_What this task involves:_ From the records below, copy out each line that has the word "egentlige".
[Dataset excerpts Boundary: Start]
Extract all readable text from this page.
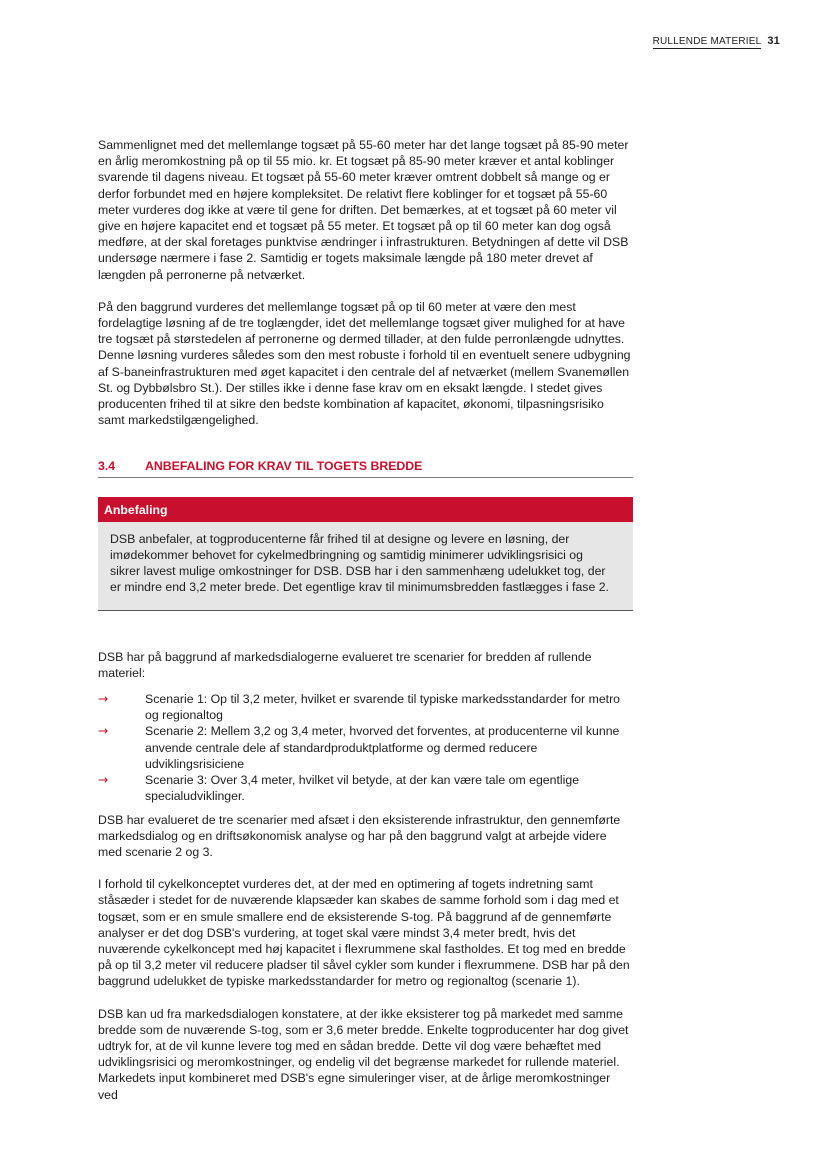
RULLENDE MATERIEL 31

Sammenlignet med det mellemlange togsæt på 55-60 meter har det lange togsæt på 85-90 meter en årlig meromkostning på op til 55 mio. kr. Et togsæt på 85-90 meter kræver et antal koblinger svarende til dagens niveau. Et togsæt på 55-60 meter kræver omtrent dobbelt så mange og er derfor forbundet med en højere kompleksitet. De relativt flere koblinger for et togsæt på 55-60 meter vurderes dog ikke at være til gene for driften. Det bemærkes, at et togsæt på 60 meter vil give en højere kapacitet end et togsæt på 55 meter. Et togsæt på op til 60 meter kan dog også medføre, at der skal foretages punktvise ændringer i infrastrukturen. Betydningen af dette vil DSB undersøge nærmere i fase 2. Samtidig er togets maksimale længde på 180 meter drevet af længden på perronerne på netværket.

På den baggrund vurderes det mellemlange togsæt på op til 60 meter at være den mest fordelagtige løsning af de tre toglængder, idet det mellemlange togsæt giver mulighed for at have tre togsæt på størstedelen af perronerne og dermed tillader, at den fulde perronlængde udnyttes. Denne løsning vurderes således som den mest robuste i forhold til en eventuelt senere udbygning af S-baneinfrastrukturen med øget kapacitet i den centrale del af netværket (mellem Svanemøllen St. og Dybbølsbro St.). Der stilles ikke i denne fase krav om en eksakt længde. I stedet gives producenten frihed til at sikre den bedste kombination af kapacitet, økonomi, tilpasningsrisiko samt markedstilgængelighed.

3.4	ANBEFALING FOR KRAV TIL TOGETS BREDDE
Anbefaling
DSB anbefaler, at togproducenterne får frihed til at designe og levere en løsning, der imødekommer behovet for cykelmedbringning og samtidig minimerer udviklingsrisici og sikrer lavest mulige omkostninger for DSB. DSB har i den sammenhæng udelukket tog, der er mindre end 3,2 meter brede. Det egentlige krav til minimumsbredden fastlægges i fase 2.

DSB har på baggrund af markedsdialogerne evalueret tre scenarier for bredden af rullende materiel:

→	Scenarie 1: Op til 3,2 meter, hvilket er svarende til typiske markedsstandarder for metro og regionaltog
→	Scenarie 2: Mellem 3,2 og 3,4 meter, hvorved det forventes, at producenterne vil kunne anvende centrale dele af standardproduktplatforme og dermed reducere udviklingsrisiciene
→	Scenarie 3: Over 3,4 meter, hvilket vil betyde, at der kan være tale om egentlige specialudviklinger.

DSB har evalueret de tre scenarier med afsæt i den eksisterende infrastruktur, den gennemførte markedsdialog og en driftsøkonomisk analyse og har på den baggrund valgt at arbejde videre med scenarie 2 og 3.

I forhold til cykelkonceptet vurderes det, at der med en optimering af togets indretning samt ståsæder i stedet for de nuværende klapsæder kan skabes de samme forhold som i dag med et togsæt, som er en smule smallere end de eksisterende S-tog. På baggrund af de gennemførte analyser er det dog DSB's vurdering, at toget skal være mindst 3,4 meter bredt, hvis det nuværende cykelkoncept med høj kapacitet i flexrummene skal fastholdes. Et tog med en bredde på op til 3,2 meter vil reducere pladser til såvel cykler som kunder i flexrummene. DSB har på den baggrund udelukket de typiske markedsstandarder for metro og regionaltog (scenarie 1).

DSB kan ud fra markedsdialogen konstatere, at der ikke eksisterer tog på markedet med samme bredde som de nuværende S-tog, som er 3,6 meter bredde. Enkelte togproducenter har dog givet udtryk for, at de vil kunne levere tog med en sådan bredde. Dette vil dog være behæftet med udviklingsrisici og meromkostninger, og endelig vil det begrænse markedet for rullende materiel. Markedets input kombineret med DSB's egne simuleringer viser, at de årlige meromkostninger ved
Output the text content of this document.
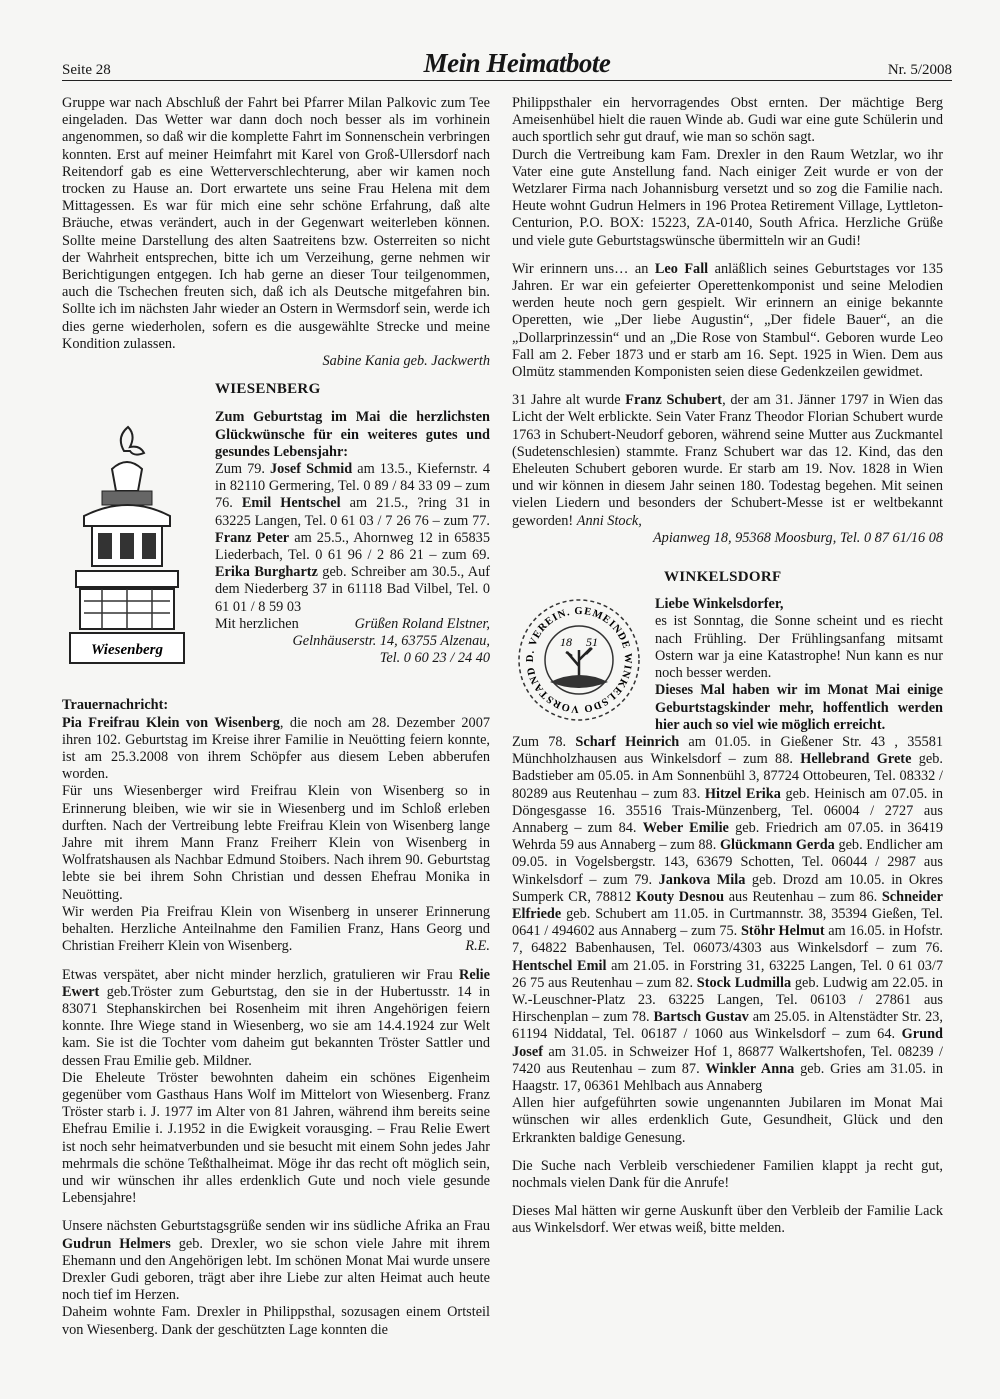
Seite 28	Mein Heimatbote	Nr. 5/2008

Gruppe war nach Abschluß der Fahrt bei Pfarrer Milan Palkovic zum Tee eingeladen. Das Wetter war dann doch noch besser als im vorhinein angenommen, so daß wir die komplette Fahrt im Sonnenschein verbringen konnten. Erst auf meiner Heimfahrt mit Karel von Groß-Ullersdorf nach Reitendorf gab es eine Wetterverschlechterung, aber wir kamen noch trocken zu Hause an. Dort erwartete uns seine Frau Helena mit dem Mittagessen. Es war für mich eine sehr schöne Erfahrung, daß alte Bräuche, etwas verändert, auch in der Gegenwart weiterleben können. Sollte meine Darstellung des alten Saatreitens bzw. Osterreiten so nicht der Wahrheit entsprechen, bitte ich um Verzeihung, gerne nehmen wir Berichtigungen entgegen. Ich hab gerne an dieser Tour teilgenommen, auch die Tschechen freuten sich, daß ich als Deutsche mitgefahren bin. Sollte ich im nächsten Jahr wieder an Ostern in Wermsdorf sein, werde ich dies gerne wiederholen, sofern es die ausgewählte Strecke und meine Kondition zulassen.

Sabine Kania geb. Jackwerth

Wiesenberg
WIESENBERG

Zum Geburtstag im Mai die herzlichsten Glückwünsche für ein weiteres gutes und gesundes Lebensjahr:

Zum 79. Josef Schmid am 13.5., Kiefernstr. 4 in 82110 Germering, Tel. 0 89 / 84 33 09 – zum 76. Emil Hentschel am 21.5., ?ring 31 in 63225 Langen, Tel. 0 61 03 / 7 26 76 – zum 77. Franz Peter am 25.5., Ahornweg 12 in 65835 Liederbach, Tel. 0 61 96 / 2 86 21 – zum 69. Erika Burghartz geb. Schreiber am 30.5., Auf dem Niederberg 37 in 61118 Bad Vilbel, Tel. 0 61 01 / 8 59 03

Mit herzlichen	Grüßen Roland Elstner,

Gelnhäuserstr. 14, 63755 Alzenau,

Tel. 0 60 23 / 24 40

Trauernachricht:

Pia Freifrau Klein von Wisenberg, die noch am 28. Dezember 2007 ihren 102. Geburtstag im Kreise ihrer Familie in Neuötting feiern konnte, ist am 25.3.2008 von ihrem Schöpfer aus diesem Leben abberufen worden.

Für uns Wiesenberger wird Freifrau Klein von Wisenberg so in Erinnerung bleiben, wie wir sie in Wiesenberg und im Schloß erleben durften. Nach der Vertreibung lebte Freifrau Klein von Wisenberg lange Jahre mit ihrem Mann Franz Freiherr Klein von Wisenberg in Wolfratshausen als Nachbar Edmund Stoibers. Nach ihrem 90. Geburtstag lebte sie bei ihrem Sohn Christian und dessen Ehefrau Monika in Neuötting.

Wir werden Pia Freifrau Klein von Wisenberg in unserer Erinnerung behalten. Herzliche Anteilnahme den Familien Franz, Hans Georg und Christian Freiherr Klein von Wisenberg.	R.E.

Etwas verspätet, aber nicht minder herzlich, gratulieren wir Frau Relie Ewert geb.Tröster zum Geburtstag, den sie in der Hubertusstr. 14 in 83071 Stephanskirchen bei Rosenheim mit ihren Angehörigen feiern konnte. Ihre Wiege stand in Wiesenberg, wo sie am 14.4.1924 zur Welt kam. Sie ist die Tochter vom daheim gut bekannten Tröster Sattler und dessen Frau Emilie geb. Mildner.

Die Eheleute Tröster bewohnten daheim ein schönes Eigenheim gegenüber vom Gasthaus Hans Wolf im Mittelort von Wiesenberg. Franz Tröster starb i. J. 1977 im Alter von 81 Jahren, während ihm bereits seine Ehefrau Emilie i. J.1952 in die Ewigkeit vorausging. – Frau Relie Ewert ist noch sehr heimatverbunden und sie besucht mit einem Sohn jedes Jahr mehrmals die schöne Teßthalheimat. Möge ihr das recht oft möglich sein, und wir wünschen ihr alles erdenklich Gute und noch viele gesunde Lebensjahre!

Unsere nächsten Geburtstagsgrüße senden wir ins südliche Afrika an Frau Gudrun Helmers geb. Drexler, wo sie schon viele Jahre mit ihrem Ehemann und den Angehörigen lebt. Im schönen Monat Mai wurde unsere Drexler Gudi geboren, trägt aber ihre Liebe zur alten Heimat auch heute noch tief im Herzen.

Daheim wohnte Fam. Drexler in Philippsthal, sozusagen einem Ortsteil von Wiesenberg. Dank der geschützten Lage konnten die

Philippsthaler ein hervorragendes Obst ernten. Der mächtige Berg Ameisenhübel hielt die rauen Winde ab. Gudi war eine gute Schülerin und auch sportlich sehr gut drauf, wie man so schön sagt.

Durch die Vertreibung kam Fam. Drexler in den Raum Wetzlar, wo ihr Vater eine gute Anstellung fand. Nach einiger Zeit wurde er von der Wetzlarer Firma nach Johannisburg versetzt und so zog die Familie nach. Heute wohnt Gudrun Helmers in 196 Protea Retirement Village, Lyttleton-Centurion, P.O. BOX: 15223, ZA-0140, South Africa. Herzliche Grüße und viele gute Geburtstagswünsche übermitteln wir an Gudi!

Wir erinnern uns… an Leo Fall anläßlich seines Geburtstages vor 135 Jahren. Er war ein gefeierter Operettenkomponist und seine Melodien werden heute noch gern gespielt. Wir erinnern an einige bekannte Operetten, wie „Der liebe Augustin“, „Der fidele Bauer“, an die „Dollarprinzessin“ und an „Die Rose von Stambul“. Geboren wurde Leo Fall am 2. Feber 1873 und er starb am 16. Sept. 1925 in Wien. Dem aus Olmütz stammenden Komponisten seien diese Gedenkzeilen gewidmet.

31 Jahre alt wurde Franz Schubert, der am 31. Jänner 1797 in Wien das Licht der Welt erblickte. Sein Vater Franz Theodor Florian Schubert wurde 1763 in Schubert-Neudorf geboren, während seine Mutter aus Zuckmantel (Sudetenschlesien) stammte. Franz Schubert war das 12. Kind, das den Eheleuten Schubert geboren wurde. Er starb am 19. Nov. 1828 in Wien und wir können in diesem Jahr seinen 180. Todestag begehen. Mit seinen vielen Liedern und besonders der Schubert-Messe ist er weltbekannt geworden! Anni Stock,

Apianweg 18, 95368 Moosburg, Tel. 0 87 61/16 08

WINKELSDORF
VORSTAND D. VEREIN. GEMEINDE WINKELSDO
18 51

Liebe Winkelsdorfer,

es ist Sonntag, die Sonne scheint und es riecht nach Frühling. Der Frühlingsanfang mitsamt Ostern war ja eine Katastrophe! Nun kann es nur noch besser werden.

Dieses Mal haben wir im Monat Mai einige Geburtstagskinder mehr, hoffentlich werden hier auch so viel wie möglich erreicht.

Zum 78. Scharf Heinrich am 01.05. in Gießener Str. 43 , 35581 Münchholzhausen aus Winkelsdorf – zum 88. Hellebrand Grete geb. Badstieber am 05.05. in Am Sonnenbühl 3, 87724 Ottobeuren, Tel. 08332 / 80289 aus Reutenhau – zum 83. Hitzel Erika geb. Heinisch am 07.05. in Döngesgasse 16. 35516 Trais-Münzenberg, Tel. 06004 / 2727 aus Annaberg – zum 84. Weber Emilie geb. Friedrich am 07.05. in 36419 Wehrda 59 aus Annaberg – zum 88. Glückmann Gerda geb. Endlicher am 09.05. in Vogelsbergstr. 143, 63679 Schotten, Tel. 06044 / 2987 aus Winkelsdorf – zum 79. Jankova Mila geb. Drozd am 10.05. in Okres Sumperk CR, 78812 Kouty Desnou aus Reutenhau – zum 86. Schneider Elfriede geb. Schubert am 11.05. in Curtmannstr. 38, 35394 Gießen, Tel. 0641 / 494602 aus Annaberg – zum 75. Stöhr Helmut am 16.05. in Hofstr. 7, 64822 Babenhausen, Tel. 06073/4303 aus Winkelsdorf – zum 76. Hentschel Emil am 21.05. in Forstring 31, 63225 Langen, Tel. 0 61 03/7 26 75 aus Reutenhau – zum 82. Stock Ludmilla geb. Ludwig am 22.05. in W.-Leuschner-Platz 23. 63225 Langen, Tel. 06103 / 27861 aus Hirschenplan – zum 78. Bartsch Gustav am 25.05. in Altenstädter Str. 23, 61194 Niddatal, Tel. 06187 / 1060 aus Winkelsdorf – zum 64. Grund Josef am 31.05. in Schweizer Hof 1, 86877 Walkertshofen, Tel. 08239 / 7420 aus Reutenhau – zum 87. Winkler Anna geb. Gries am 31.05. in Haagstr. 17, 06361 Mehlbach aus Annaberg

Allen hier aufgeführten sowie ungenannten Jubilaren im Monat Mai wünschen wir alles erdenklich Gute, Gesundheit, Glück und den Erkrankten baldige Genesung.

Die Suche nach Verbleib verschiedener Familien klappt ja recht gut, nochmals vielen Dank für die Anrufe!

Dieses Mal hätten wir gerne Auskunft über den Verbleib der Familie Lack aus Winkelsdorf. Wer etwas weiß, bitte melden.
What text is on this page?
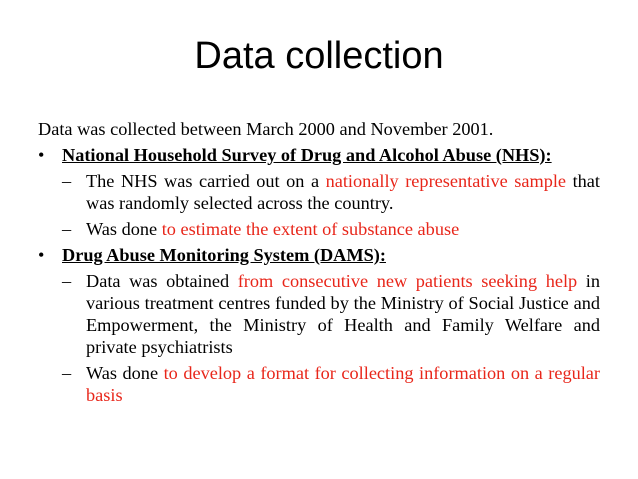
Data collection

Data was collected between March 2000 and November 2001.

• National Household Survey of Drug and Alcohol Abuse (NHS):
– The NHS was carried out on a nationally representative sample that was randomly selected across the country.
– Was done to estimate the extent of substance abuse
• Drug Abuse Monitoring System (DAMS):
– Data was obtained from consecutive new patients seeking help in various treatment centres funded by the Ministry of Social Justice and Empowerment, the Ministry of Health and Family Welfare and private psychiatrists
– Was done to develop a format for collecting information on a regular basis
[Dataset excerpts Boundary: End]
_Output for this task:_
DSB anbefaler, at togproducenterne får frihed til at designe og levere en løsning, der imødekommer behovet for cykelmedbringning og samtidig minimerer udviklingsrisici og sikrer lavest mulige omkostninger for DSB. DSB har i den sammenhæng udelukket tog, der er mindre end 3,2 meter brede. Det egentlige krav til minimumsbredden fastlægges i fase 2.
→	Scenarie 3: Over 3,4 meter, hvilket vil betyde, at der kan være tale om egentlige specialudviklinger.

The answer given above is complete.